TASK INSTRUCTIONS
Drop every picture and give the entries back exactly.

EXERCISE MATERIAL
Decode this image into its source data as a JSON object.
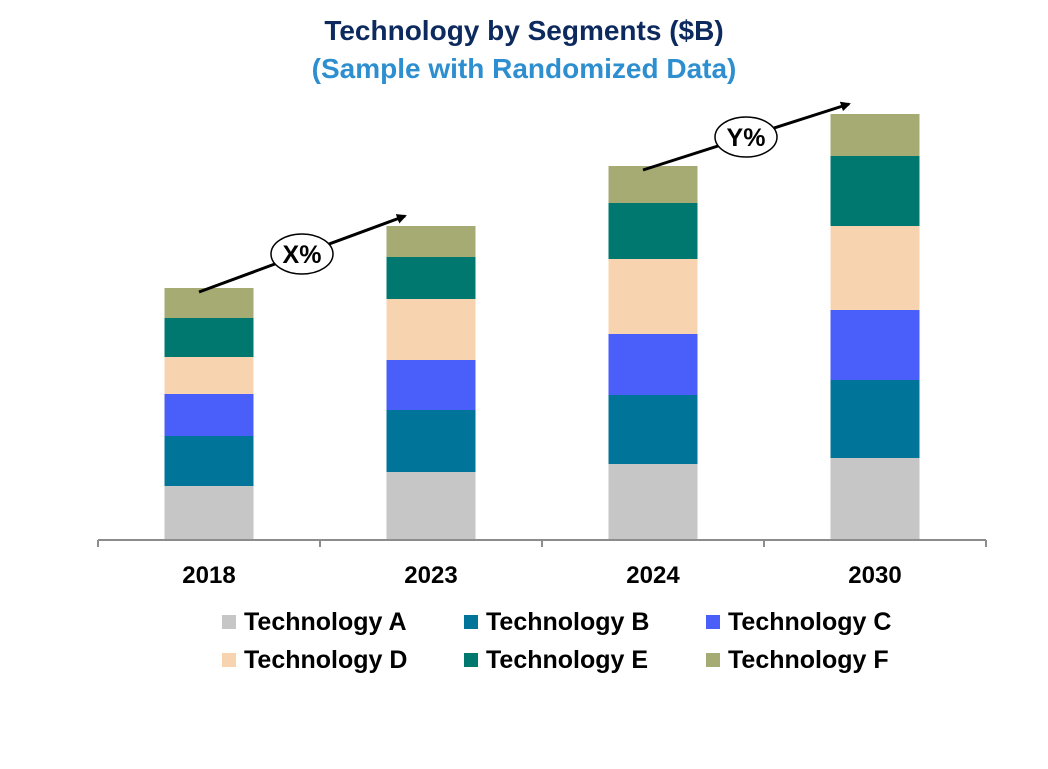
{
  "title": "Technology by Segments ($B)",
  "subtitle": "(Sample with Randomized Data)",
  "chart_data": {
    "type": "bar",
    "stacked": true,
    "title": "Technology by Segments ($B)",
    "subtitle": "(Sample with Randomized Data)",
    "xlabel": "",
    "ylabel": "",
    "categories": [
      "2018",
      "2023",
      "2024",
      "2030"
    ],
    "ylim": [
      0,
      440
    ],
    "grid": false,
    "legend_position": "bottom",
    "series": [
      {
        "name": "Technology A",
        "color": "#c6c6c6",
        "values": [
          54,
          68,
          76,
          82
        ]
      },
      {
        "name": "Technology B",
        "color": "#007599",
        "values": [
          50,
          62,
          69,
          78
        ]
      },
      {
        "name": "Technology C",
        "color": "#4a5efa",
        "values": [
          42,
          50,
          61,
          70
        ]
      },
      {
        "name": "Technology D",
        "color": "#f8d3b0",
        "values": [
          37,
          61,
          75,
          84
        ]
      },
      {
        "name": "Technology E",
        "color": "#007870",
        "values": [
          39,
          42,
          56,
          70
        ]
      },
      {
        "name": "Technology F",
        "color": "#a6ab73",
        "values": [
          30,
          31,
          37,
          42
        ]
      }
    ],
    "annotations": [
      {
        "text": "X%",
        "from": "2018",
        "to": "2023"
      },
      {
        "text": "Y%",
        "from": "2024",
        "to": "2030"
      }
    ]
  }
}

RESPONSE BELOW
Decode this image into its source data as a JSON object.
{
  "title": "Technology by Segments ($B)",
  "subtitle": "(Sample with Randomized Data)",
  "chart_data": {
    "type": "bar",
    "stacked": true,
    "title": "Technology by Segments ($B)",
    "subtitle": "(Sample with Randomized Data)",
    "xlabel": "",
    "ylabel": "",
    "categories": [
      "2018",
      "2023",
      "2024",
      "2030"
    ],
    "ylim": [
      0,
      440
    ],
    "grid": false,
    "legend_position": "bottom",
    "series": [
      {
        "name": "Technology A",
        "color": "#c6c6c6",
        "values": [
          54,
          68,
          76,
          82
        ]
      },
      {
        "name": "Technology B",
        "color": "#007599",
        "values": [
          50,
          62,
          69,
          78
        ]
      },
      {
        "name": "Technology C",
        "color": "#4a5efa",
        "values": [
          42,
          50,
          61,
          70
        ]
      },
      {
        "name": "Technology D",
        "color": "#f8d3b0",
        "values": [
          37,
          61,
          75,
          84
        ]
      },
      {
        "name": "Technology E",
        "color": "#007870",
        "values": [
          39,
          42,
          56,
          70
        ]
      },
      {
        "name": "Technology F",
        "color": "#a6ab73",
        "values": [
          30,
          31,
          37,
          42
        ]
      }
    ],
    "annotations": [
      {
        "text": "X%",
        "from": "2018",
        "to": "2023"
      },
      {
        "text": "Y%",
        "from": "2024",
        "to": "2030"
      }
    ]
  }
}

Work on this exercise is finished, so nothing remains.